(begin)

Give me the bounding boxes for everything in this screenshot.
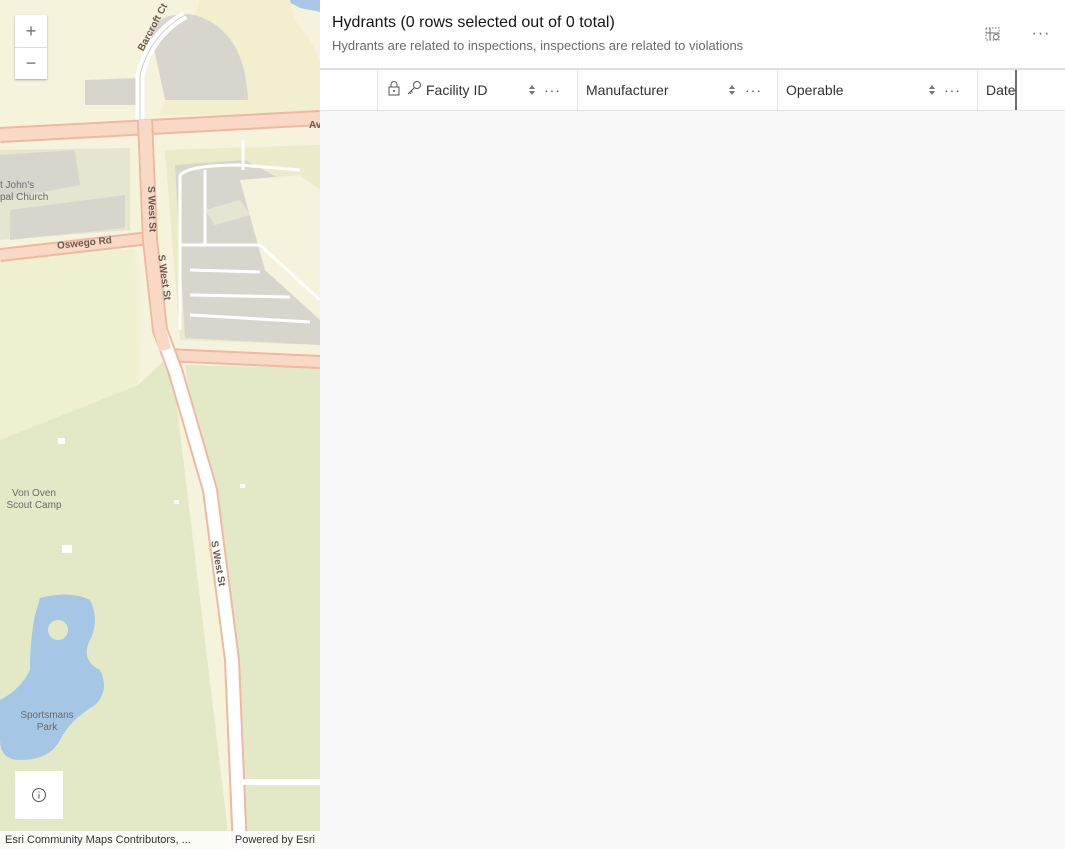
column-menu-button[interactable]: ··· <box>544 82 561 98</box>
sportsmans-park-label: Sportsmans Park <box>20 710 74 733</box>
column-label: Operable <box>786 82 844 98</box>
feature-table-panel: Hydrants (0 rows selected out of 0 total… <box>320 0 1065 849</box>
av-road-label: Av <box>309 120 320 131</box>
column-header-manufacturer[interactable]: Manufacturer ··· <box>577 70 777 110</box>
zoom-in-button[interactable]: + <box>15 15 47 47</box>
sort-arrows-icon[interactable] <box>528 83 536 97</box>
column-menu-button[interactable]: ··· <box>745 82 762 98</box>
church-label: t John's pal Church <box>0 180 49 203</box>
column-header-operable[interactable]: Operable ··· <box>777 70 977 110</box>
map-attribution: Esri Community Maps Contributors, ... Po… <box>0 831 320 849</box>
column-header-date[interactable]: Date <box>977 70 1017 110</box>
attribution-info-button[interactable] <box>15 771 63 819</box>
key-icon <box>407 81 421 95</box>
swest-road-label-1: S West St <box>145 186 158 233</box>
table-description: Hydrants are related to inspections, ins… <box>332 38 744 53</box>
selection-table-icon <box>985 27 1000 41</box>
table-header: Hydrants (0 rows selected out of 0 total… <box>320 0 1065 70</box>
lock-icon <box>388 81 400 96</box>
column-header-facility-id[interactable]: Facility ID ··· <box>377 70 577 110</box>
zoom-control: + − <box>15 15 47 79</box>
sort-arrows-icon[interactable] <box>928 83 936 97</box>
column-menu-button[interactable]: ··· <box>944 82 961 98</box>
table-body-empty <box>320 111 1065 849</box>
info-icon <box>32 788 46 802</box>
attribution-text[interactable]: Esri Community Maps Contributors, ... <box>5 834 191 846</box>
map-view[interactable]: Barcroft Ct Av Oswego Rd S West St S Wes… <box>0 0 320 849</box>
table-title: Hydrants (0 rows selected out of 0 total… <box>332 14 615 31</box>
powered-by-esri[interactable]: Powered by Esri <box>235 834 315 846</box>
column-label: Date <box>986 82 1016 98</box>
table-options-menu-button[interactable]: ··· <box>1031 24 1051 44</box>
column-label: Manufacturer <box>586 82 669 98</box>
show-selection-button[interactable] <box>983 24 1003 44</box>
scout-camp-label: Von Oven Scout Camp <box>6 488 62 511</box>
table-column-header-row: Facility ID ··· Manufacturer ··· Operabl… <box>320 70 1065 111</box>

(end)

Can you recast every line of the listing above as a JSON list of strings, one string per line, with blank lines and the picture left out?

## PROBLEM SOLUTION
[
  "Give me the bounding boxes for everything in this screenshot.",
  "column-menu-button[interactable]: ··· <box>544 82 561 98</box>",
  "sportsmans-park-label: Sportsmans Park <box>20 710 74 733</box>",
  "column-label: Operable <box>786 82 844 98</box>",
  "feature-table-panel: Hydrants (0 rows selected out of 0 total… <box>320 0 1065 849</box>",
  "av-road-label: Av <box>309 120 320 131</box>",
  "column-header-manufacturer[interactable]: Manufacturer ··· <box>577 70 777 110</box>",
  "zoom-in-button[interactable]: + <box>15 15 47 47</box>",
  "sort-arrows-icon[interactable] <box>528 83 536 97</box>",
  "column-menu-button[interactable]: ··· <box>745 82 762 98</box>",
  "church-label: t John's pal Church <box>0 180 49 203</box>",
  "column-header-operable[interactable]: Operable ··· <box>777 70 977 110</box>",
  "map-attribution: Esri Community Maps Contributors, ... Po… <box>0 831 320 849</box>",
  "column-header-date[interactable]: Date <box>977 70 1017 110</box>",
  "attribution-info-button[interactable] <box>15 771 63 819</box>",
  "key-icon <box>407 81 421 95</box>",
  "swest-road-label-1: S West St <box>145 186 158 233</box>",
  "table-description: Hydrants are related to inspections, ins… <box>332 38 744 53</box>",
  "selection-table-icon <box>985 27 1000 41</box>",
  "table-header: Hydrants (0 rows selected out of 0 total… <box>320 0 1065 70</box>",
  "lock-icon <box>388 81 400 96</box>",
  "column-header-facility-id[interactable]: Facility ID ··· <box>377 70 577 110</box>",
  "zoom-control: + − <box>15 15 47 79</box>",
  "sort-arrows-icon[interactable] <box>928 83 936 97</box>",
  "column-menu-button[interactable]: ··· <box>944 82 961 98</box>",
  "table-body-empty <box>320 111 1065 849</box>",
  "info-icon <box>32 788 46 802</box>",
  "attribution-text[interactable]: Esri Community Maps Contributors, ... <box>5 834 191 846</box>",
  "map-view[interactable]: Barcroft Ct Av Oswego Rd S West St S Wes… <box>0 0 320 849</box>",
  "table-title: Hydrants (0 rows selected out of 0 total… <box>332 14 615 31</box>",
  "powered-by-esri[interactable]: Powered by Esri <box>235 834 315 846</box>",
  "column-label: Date <box>986 82 1016 98</box>",
  "table-options-menu-button[interactable]: ··· <box>1031 24 1051 44</box>",
  "column-label: Manufacturer <box>586 82 669 98</box>",
  "show-selection-button[interactable] <box>983 24 1003 44</box>",
  "scout-camp-label: Von Oven Scout Camp <box>6 488 62 511</box>",
  "table-column-header-row: Facility ID ··· Manufacturer ··· Operabl… <box>320 70 1065 111</box>"
]